> Description of the task: Write down each entry again, exactly as it reads.

> Records shown:

·····

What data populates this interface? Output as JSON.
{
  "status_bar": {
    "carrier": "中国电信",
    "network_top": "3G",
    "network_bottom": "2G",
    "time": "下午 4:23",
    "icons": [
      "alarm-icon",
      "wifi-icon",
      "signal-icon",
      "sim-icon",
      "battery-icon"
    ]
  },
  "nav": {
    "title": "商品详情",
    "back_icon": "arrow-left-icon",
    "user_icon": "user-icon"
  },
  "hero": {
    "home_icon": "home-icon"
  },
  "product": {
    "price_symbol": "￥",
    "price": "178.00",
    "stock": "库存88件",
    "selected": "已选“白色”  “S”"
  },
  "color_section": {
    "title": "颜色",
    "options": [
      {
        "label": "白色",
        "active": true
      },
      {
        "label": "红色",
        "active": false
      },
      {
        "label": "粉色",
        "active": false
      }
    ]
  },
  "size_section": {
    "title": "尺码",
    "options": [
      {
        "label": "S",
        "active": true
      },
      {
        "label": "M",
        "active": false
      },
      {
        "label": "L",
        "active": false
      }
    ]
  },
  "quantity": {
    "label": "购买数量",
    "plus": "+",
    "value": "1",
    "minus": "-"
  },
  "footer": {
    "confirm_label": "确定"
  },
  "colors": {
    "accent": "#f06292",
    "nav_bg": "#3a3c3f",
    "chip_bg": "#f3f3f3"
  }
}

·····

> Written response:
What data populates this interface? Output as JSON.
{
  "status_bar": {
    "carrier": "中国电信",
    "network_top": "3G",
    "network_bottom": "2G",
    "time": "下午 4:23",
    "icons": [
      "alarm-icon",
      "wifi-icon",
      "signal-icon",
      "sim-icon",
      "battery-icon"
    ]
  },
  "nav": {
    "title": "商品详情",
    "back_icon": "arrow-left-icon",
    "user_icon": "user-icon"
  },
  "hero": {
    "home_icon": "home-icon"
  },
  "product": {
    "price_symbol": "￥",
    "price": "178.00",
    "stock": "库存88件",
    "selected": "已选“白色”  “S”"
  },
  "color_section": {
    "title": "颜色",
    "options": [
      {
        "label": "白色",
        "active": true
      },
      {
        "label": "红色",
        "active": false
      },
      {
        "label": "粉色",
        "active": false
      }
    ]
  },
  "size_section": {
    "title": "尺码",
    "options": [
      {
        "label": "S",
        "active": true
      },
      {
        "label": "M",
        "active": false
      },
      {
        "label": "L",
        "active": false
      }
    ]
  },
  "quantity": {
    "label": "购买数量",
    "plus": "+",
    "value": "1",
    "minus": "-"
  },
  "footer": {
    "confirm_label": "确定"
  },
  "colors": {
    "accent": "#f06292",
    "nav_bg": "#3a3c3f",
    "chip_bg": "#f3f3f3"
  }
}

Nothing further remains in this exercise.